Extracted records

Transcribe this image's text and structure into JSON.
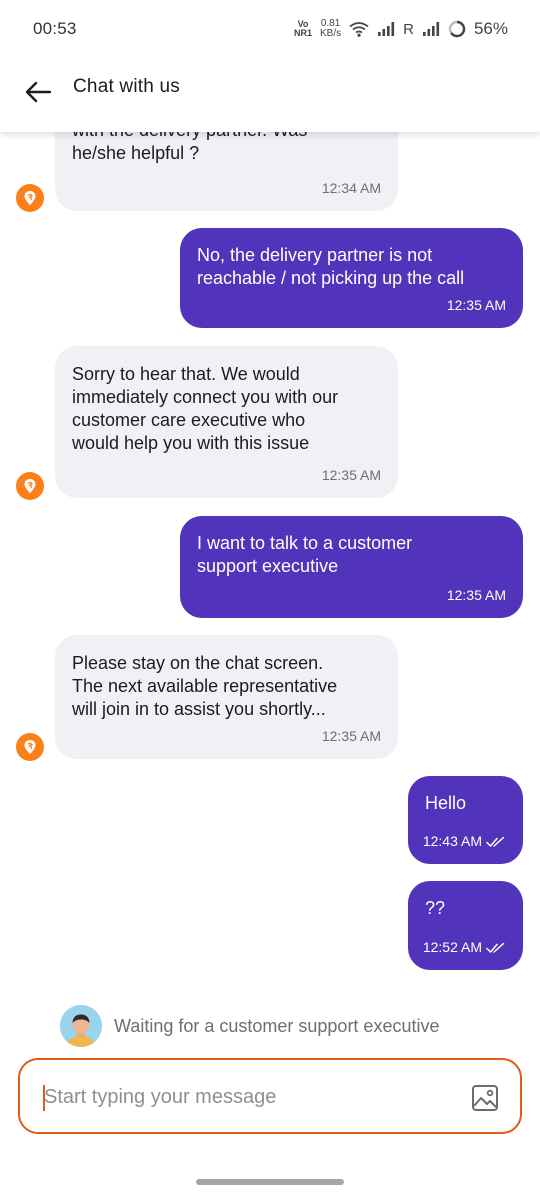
{
  "status_bar": {
    "time": "00:53",
    "volte_top": "Vo",
    "volte_bottom": "NR1",
    "speed_value": "0.81",
    "speed_unit": "KB/s",
    "roaming": "R",
    "battery": "56%"
  },
  "header": {
    "back_icon": "arrow-left-icon",
    "title": "Chat with us"
  },
  "colors": {
    "accent": "#5233bb",
    "brand": "#fc8019",
    "input_border": "#e25a1c",
    "bot_bubble": "#f0f0f5"
  },
  "messages": [
    {
      "sender": "bot",
      "text": "with the delivery partner. Was\nhe/she helpful ?",
      "time": "12:34 AM"
    },
    {
      "sender": "user",
      "text": "No, the delivery partner is not\nreachable / not picking up the call",
      "time": "12:35 AM"
    },
    {
      "sender": "bot",
      "text": "Sorry to hear that. We would\nimmediately connect you with our\ncustomer care executive who\nwould help you with this issue",
      "time": "12:35 AM"
    },
    {
      "sender": "user",
      "text": "I want to talk to a customer\nsupport executive",
      "time": "12:35 AM"
    },
    {
      "sender": "bot",
      "text": "Please stay on the chat screen.\nThe next available representative\nwill join in to assist you shortly...",
      "time": "12:35 AM"
    },
    {
      "sender": "user",
      "text": "Hello",
      "time": "12:43 AM",
      "status_icon": "double-check-icon"
    },
    {
      "sender": "user",
      "text": "??",
      "time": "12:52 AM",
      "status_icon": "double-check-icon"
    }
  ],
  "waiting": {
    "text": "Waiting for a customer support executive"
  },
  "input": {
    "placeholder": "Start typing your message",
    "value": "",
    "attach_icon": "image-icon"
  }
}
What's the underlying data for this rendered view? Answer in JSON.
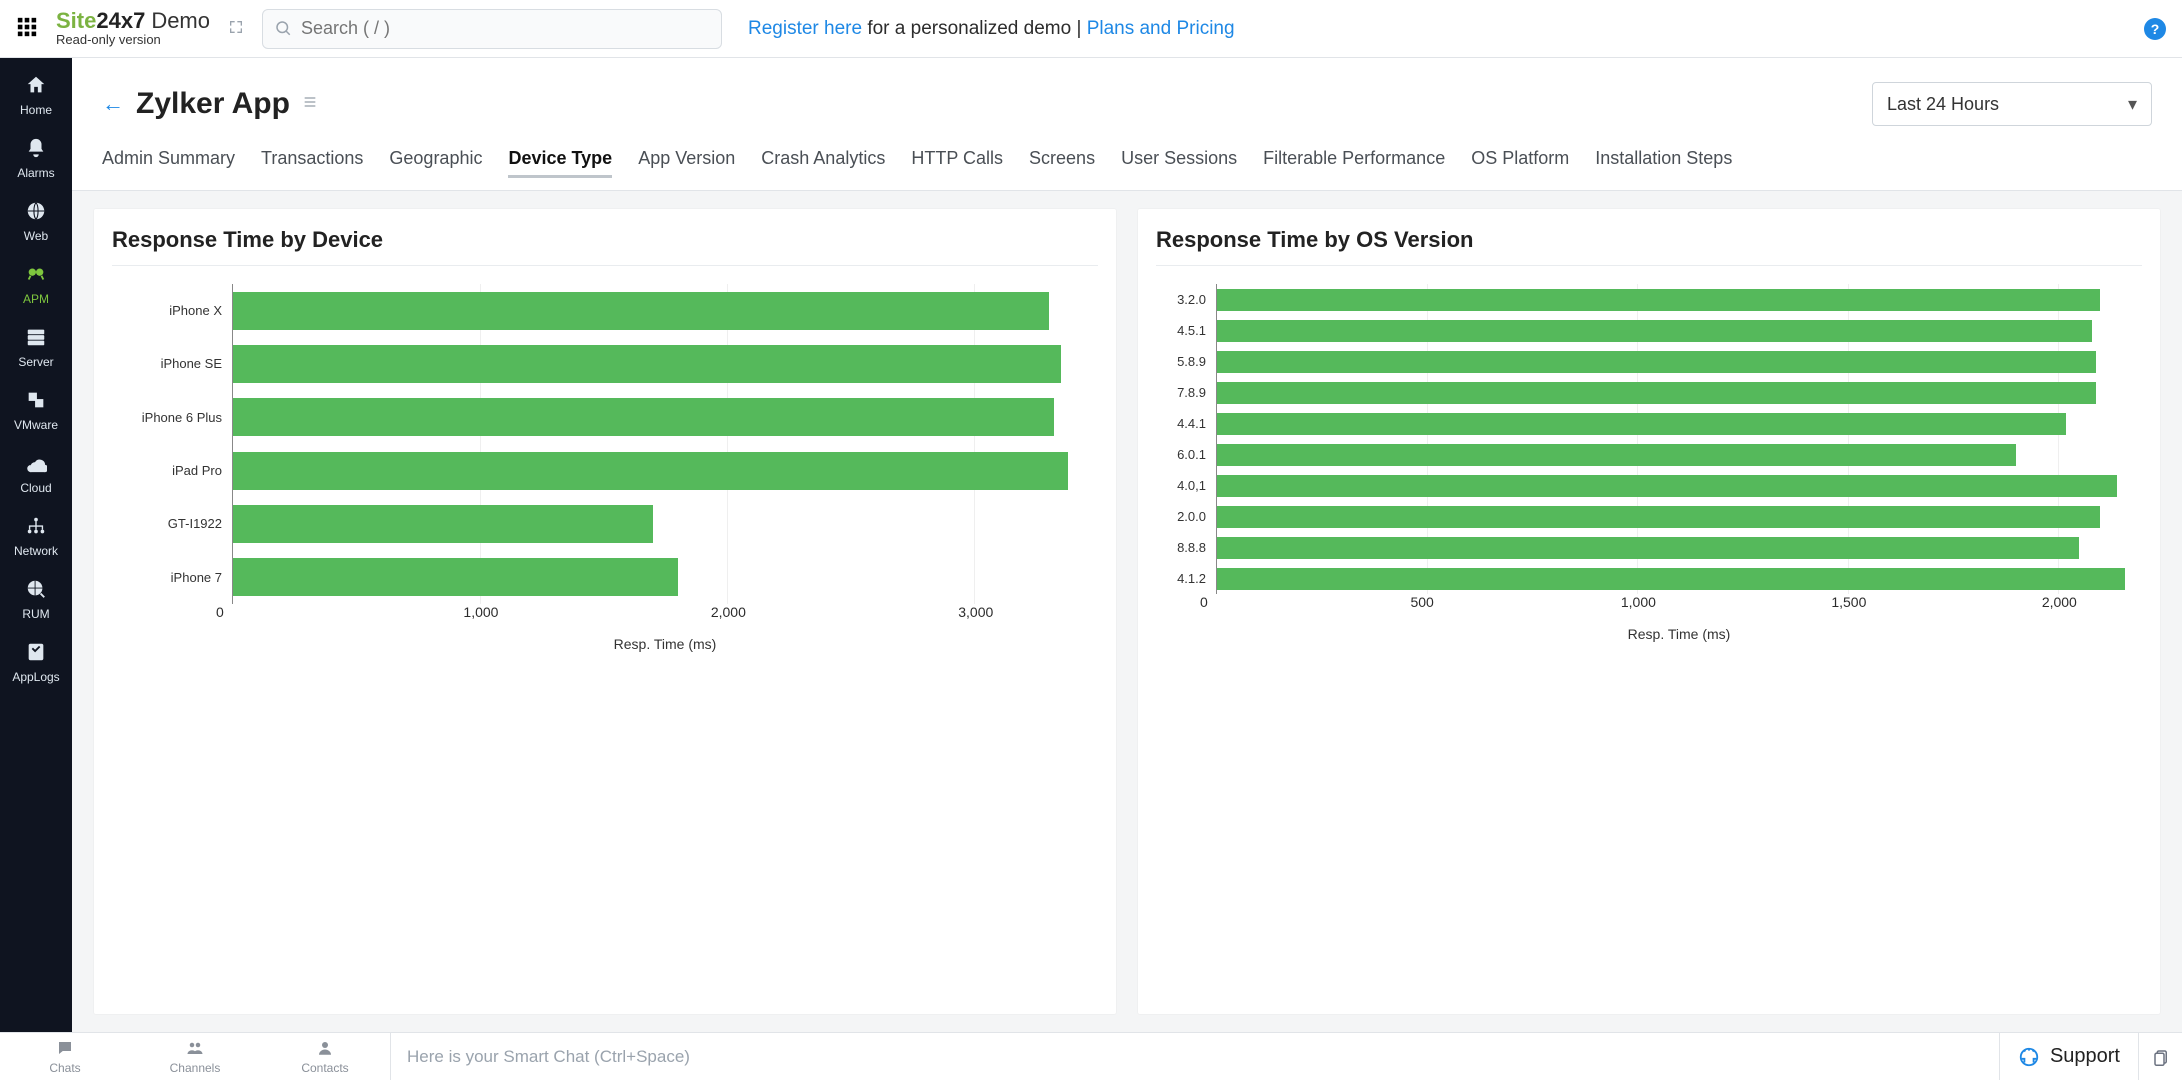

# [What is expected]
Word for word, quote the full listing, omitting every picture.

# [In response]
Transcribe this image's text and structure into JSON.
{
  "status_bar": {
    "time": "00:53",
    "volte_top": "Vo",
    "volte_bottom": "NR1",
    "speed_value": "0.81",
    "speed_unit": "KB/s",
    "roaming": "R",
    "battery": "56%"
  },
  "header": {
    "back_icon": "arrow-left-icon",
    "title": "Chat with us"
  },
  "colors": {
    "accent": "#5233bb",
    "brand": "#fc8019",
    "input_border": "#e25a1c",
    "bot_bubble": "#f0f0f5"
  },
  "messages": [
    {
      "sender": "bot",
      "text": "with the delivery partner. Was\nhe/she helpful ?",
      "time": "12:34 AM"
    },
    {
      "sender": "user",
      "text": "No, the delivery partner is not\nreachable / not picking up the call",
      "time": "12:35 AM"
    },
    {
      "sender": "bot",
      "text": "Sorry to hear that. We would\nimmediately connect you with our\ncustomer care executive who\nwould help you with this issue",
      "time": "12:35 AM"
    },
    {
      "sender": "user",
      "text": "I want to talk to a customer\nsupport executive",
      "time": "12:35 AM"
    },
    {
      "sender": "bot",
      "text": "Please stay on the chat screen.\nThe next available representative\nwill join in to assist you shortly...",
      "time": "12:35 AM"
    },
    {
      "sender": "user",
      "text": "Hello",
      "time": "12:43 AM",
      "status_icon": "double-check-icon"
    },
    {
      "sender": "user",
      "text": "??",
      "time": "12:52 AM",
      "status_icon": "double-check-icon"
    }
  ],
  "waiting": {
    "text": "Waiting for a customer support executive"
  },
  "input": {
    "placeholder": "Start typing your message",
    "value": "",
    "attach_icon": "image-icon"
  }
}
What's the underlying data for this rendered view? Answer in JSON.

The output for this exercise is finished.